[Start LISTED ENTRIES]

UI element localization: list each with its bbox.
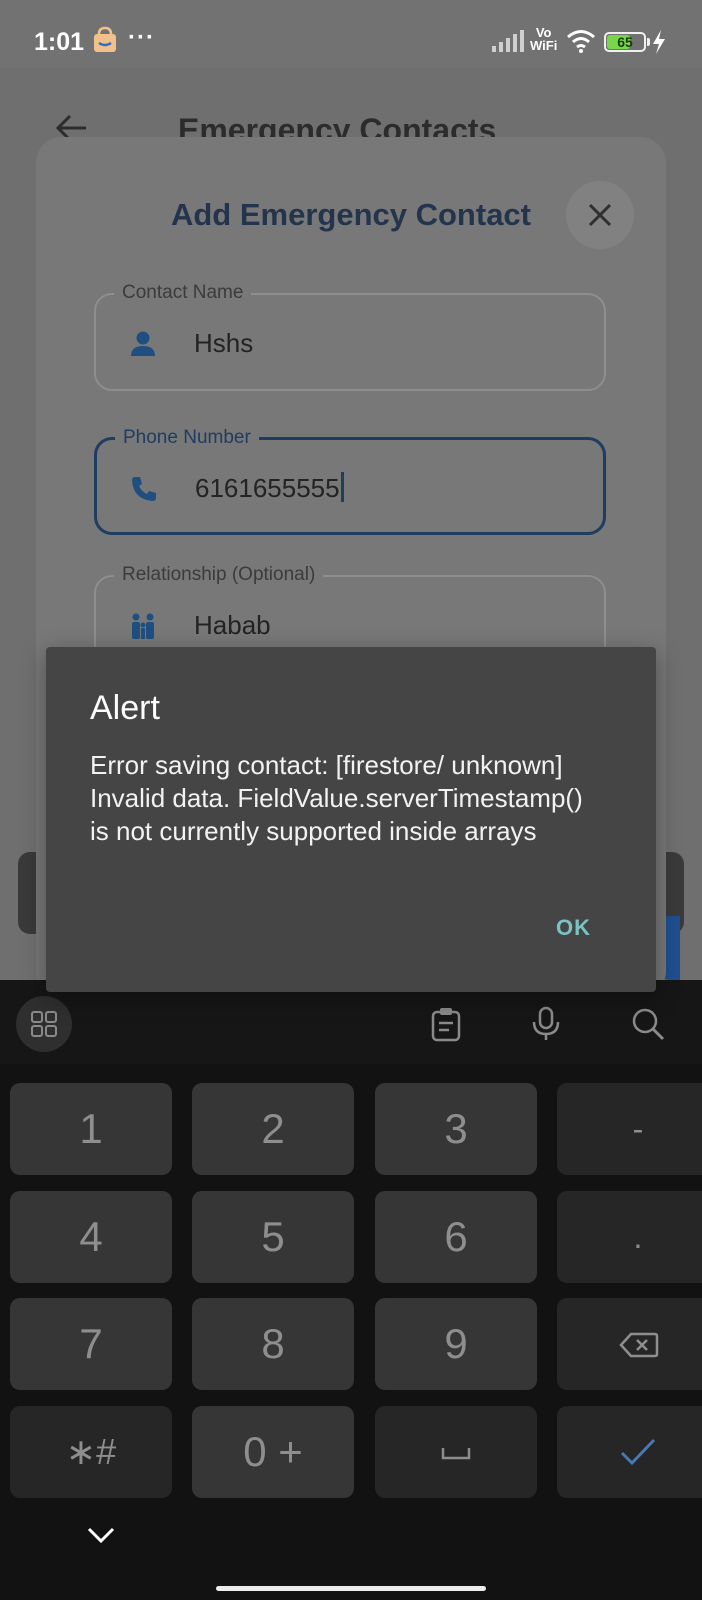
key-star-hash[interactable]: ∗#	[10, 1406, 172, 1498]
alert-title: Alert	[90, 689, 160, 727]
numeric-keyboard: 1 2 3 - 4 5 6 . 7 8 9 ∗# 0 +	[0, 980, 702, 1600]
phone-icon	[132, 477, 156, 501]
vowifi-indicator: Vo WiFi	[530, 25, 558, 53]
battery-cap	[647, 38, 650, 46]
signal-icon	[492, 30, 524, 52]
close-icon	[588, 203, 612, 227]
checkmark-icon	[620, 1438, 656, 1466]
done-key[interactable]	[557, 1406, 702, 1498]
key-5[interactable]: 5	[192, 1191, 354, 1283]
more-notifications-icon: ···	[128, 24, 155, 51]
relationship-label: Relationship (Optional)	[114, 563, 324, 587]
key-4[interactable]: 4	[10, 1191, 172, 1283]
status-bar: 1:01 ··· Vo WiFi 65	[0, 0, 702, 68]
space-key[interactable]	[375, 1406, 537, 1498]
key-dot[interactable]: .	[557, 1191, 702, 1283]
status-time: 1:01	[34, 28, 85, 56]
phone-number-field[interactable]: Phone Number 6161655555	[94, 426, 606, 535]
keyboard-toolbar	[0, 980, 702, 1064]
phone-number-text: 6161655555	[195, 473, 340, 503]
contact-name-label: Contact Name	[114, 281, 252, 305]
clipboard-icon[interactable]	[428, 1006, 464, 1042]
key-2[interactable]: 2	[192, 1083, 354, 1175]
close-button[interactable]	[566, 181, 634, 249]
phone-number-value: 6161655555	[195, 472, 344, 504]
phone-number-label: Phone Number	[115, 426, 259, 450]
contact-name-field[interactable]: Contact Name Hshs	[94, 281, 606, 391]
charging-icon	[653, 30, 665, 54]
key-7[interactable]: 7	[10, 1298, 172, 1390]
battery-level: 65	[617, 34, 633, 50]
key-0-plus[interactable]: 0 +	[192, 1406, 354, 1498]
key-dash[interactable]: -	[557, 1083, 702, 1175]
alert-dialog: Alert Error saving contact: [firestore/ …	[46, 647, 656, 992]
alert-message: Error saving contact: [firestore/ unknow…	[90, 750, 583, 846]
wifi-icon	[567, 30, 595, 53]
search-icon[interactable]	[630, 1006, 666, 1042]
key-9[interactable]: 9	[375, 1298, 537, 1390]
store-app-icon	[94, 26, 116, 52]
person-icon	[131, 331, 155, 356]
key-3[interactable]: 3	[375, 1083, 537, 1175]
alert-ok-button[interactable]: OK	[556, 915, 591, 941]
home-indicator[interactable]	[216, 1586, 486, 1591]
contact-name-value: Hshs	[194, 328, 254, 358]
key-1[interactable]: 1	[10, 1083, 172, 1175]
microphone-icon[interactable]	[528, 1006, 564, 1042]
relationship-value: Habab	[194, 610, 271, 640]
hide-keyboard-icon[interactable]	[86, 1525, 116, 1545]
backspace-icon	[619, 1332, 659, 1358]
apps-grid-icon	[31, 1011, 57, 1037]
text-cursor	[340, 472, 344, 502]
battery-icon: 65	[604, 32, 646, 52]
key-8[interactable]: 8	[192, 1298, 354, 1390]
space-icon	[441, 1448, 471, 1460]
backspace-key[interactable]	[557, 1298, 702, 1390]
people-icon	[132, 613, 154, 639]
apps-grid-button[interactable]	[16, 996, 72, 1052]
key-6[interactable]: 6	[375, 1191, 537, 1283]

[End LISTED ENTRIES]

### STATED TASK
Put every line of the entries above into a Markdown table with the columns No. and Text, numbering the rows and skipping blank lines. Leave the pictures out.

### PROBLEM SOLUTION
| No. | Text |
|---|---|
| 1 | UI element localization: list each with its bbox. |
| 2 | key-star-hash[interactable]: ∗#	[10, 1406, 172, 1498] |
| 3 | alert-title: Alert	[90, 689, 160, 727] |
| 4 | numeric-keyboard: 1 2 3 - 4 5 6 . 7 8 9 ∗# 0 +	[0, 980, 702, 1600] |
| 5 | phone-icon	[132, 477, 156, 501] |
| 6 | vowifi-indicator: Vo WiFi	[530, 25, 558, 53] |
| 7 | battery-cap	[647, 38, 650, 46] |
| 8 | signal-icon	[492, 30, 524, 52] |
| 9 | close-icon	[588, 203, 612, 227] |
| 10 | checkmark-icon	[620, 1438, 656, 1466] |
| 11 | done-key[interactable]	[557, 1406, 702, 1498] |
| 12 | key-5[interactable]: 5	[192, 1191, 354, 1283] |
| 13 | more-notifications-icon: ···	[128, 24, 155, 51] |
| 14 | relationship-label: Relationship (Optional)	[114, 563, 324, 587] |
| 15 | key-4[interactable]: 4	[10, 1191, 172, 1283] |
| 16 | status-bar: 1:01 ··· Vo WiFi 65	[0, 0, 702, 68] |
| 17 | space-key[interactable]	[375, 1406, 537, 1498] |
| 18 | key-dot[interactable]: .	[557, 1191, 702, 1283] |
| 19 | status-time: 1:01	[34, 28, 85, 56] |
| 20 | phone-number-field[interactable]: Phone Number 6161655555	[94, 426, 606, 535] |
| 21 | keyboard-toolbar	[0, 980, 702, 1064] |
| 22 | phone-number-text: 6161655555	[195, 473, 340, 503] |
| 23 | contact-name-label: Contact Name	[114, 281, 252, 305] |
| 24 | clipboard-icon[interactable]	[428, 1006, 464, 1042] |
| 25 | key-2[interactable]: 2	[192, 1083, 354, 1175] |
| 26 | close-button[interactable]	[566, 181, 634, 249] |
| 27 | phone-number-value: 6161655555	[195, 472, 344, 504] |
| 28 | phone-number-label: Phone Number	[115, 426, 259, 450] |
| 29 | contact-name-field[interactable]: Contact Name Hshs	[94, 281, 606, 391] |
| 30 | charging-icon	[653, 30, 665, 54] |
| 31 | key-7[interactable]: 7	[10, 1298, 172, 1390] |
| 32 | battery-level: 65	[617, 34, 633, 50] |
| 33 | key-0-plus[interactable]: 0 +	[192, 1406, 354, 1498] |
| 34 | key-dash[interactable]: -	[557, 1083, 702, 1175] |
| 35 | alert-dialog: Alert Error saving contact: [firestore/ …	[46, 647, 656, 992] |
| 36 | alert-message: Error saving contact: [firestore/ unknow…	[90, 750, 583, 846] |
| 37 | wifi-icon	[567, 30, 595, 53] |
| 38 | search-icon[interactable]	[630, 1006, 666, 1042] |
| 39 | key-9[interactable]: 9	[375, 1298, 537, 1390] |
| 40 | store-app-icon	[94, 26, 116, 52] |
| 41 | person-icon	[131, 331, 155, 356] |
| 42 | key-3[interactable]: 3	[375, 1083, 537, 1175] |
| 43 | alert-ok-button[interactable]: OK	[556, 915, 591, 941] |
| 44 | home-indicator[interactable]	[216, 1586, 486, 1591] |
| 45 | contact-name-value: Hshs	[194, 328, 254, 358] |
| 46 | key-1[interactable]: 1	[10, 1083, 172, 1175] |
| 47 | microphone-icon[interactable]	[528, 1006, 564, 1042] |
| 48 | relationship-value: Habab	[194, 610, 271, 640] |
| 49 | hide-keyboard-icon[interactable]	[86, 1525, 116, 1545] |
| 50 | backspace-icon	[619, 1332, 659, 1358] |
| 51 | apps-grid-icon	[31, 1011, 57, 1037] |
| 52 | text-cursor	[340, 472, 344, 502] |
| 53 | battery-icon: 65	[604, 32, 646, 52] |
| 54 | key-8[interactable]: 8	[192, 1298, 354, 1390] |
| 55 | space-icon	[441, 1448, 471, 1460] |
| 56 | backspace-key[interactable]	[557, 1298, 702, 1390] |
| 57 | people-icon	[132, 613, 154, 639] |
| 58 | apps-grid-button[interactable]	[16, 996, 72, 1052] |
| 59 | key-6[interactable]: 6	[375, 1191, 537, 1283] |